Task:
Rewrite all of the entries below, switching each "initialized" to "assigned" and leaving everything else unchanged. Omit the pictures.

Supplied records:
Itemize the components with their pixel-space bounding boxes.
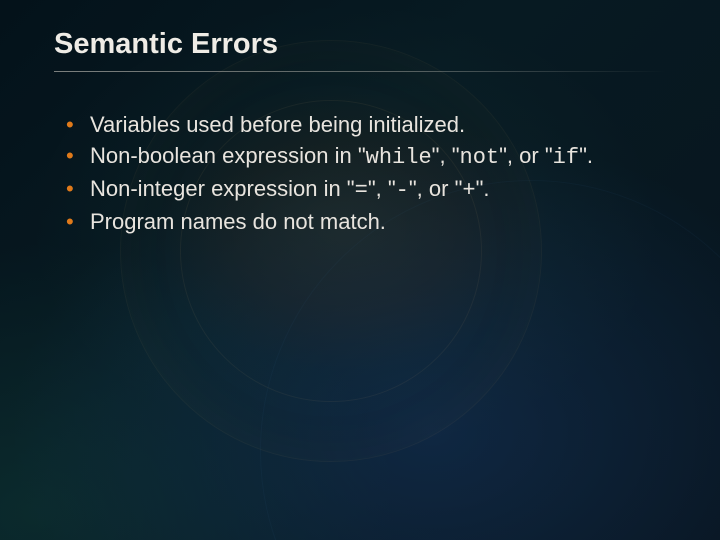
code-token: while: [366, 145, 432, 170]
bullet-text: Non-boolean expression in ": [90, 143, 366, 168]
code-token: not: [460, 145, 500, 170]
title-underline: [54, 71, 666, 72]
bullet-text: ", ": [368, 176, 396, 201]
bullet-text: ", ": [432, 143, 460, 168]
slide-title: Semantic Errors: [54, 28, 666, 67]
bullet-list: Variables used before being initialized.…: [54, 110, 666, 236]
bullet-text: Program names do not match.: [90, 209, 386, 234]
slide: Semantic Errors Variables used before be…: [0, 0, 720, 540]
code-token: =: [355, 178, 368, 203]
bg-swirl: [120, 40, 542, 462]
bullet-text: Variables used before being initialized.: [90, 112, 465, 137]
bullet-item: Program names do not match.: [64, 207, 660, 236]
bullet-item: Variables used before being initialized.: [64, 110, 660, 139]
bullet-item: Non-boolean expression in "while", "not"…: [64, 141, 660, 172]
bullet-item: Non-integer expression in "=", "-", or "…: [64, 174, 660, 205]
bullet-text: ".: [579, 143, 593, 168]
code-token: +: [462, 178, 475, 203]
code-token: -: [396, 178, 409, 203]
code-token: if: [553, 145, 579, 170]
bullet-text: ", or ": [409, 176, 463, 201]
bullet-text: ", or ": [499, 143, 553, 168]
bullet-text: Non-integer expression in ": [90, 176, 355, 201]
bullet-text: ".: [476, 176, 490, 201]
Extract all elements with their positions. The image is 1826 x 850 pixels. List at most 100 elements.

Expected output:
Itemize the components with their pixel-space bounding boxes.
code-token: while: [366, 145, 432, 170]
bullet-text: Non-boolean expression in ": [90, 143, 366, 168]
code-token: not: [460, 145, 500, 170]
title-underline: [54, 71, 666, 72]
bullet-text: ", ": [368, 176, 396, 201]
bullet-text: ", ": [432, 143, 460, 168]
slide-title: Semantic Errors: [54, 28, 666, 67]
bullet-list: Variables used before being assigned.…: [54, 110, 666, 236]
bullet-text: Program names do not match.: [90, 209, 386, 234]
slide: Semantic Errors Variables used before be…: [0, 0, 720, 540]
code-token: =: [355, 178, 368, 203]
bg-swirl: [120, 40, 542, 462]
bullet-text: Variables used before being assigned.: [90, 112, 465, 137]
bullet-item: Program names do not match.: [64, 207, 660, 236]
bullet-item: Variables used before being assigned.: [64, 110, 660, 139]
bullet-item: Non-boolean expression in "while", "not"…: [64, 141, 660, 172]
bullet-item: Non-integer expression in "=", "-", or "…: [64, 174, 660, 205]
bullet-text: ".: [579, 143, 593, 168]
code-token: +: [462, 178, 475, 203]
code-token: -: [396, 178, 409, 203]
code-token: if: [553, 145, 579, 170]
bullet-text: ", or ": [409, 176, 463, 201]
bullet-text: ", or ": [499, 143, 553, 168]
bullet-text: Non-integer expression in ": [90, 176, 355, 201]
bullet-text: ".: [476, 176, 490, 201]
Extract all elements with their positions. The image is 1826 x 850 pixels. List at most 100 elements.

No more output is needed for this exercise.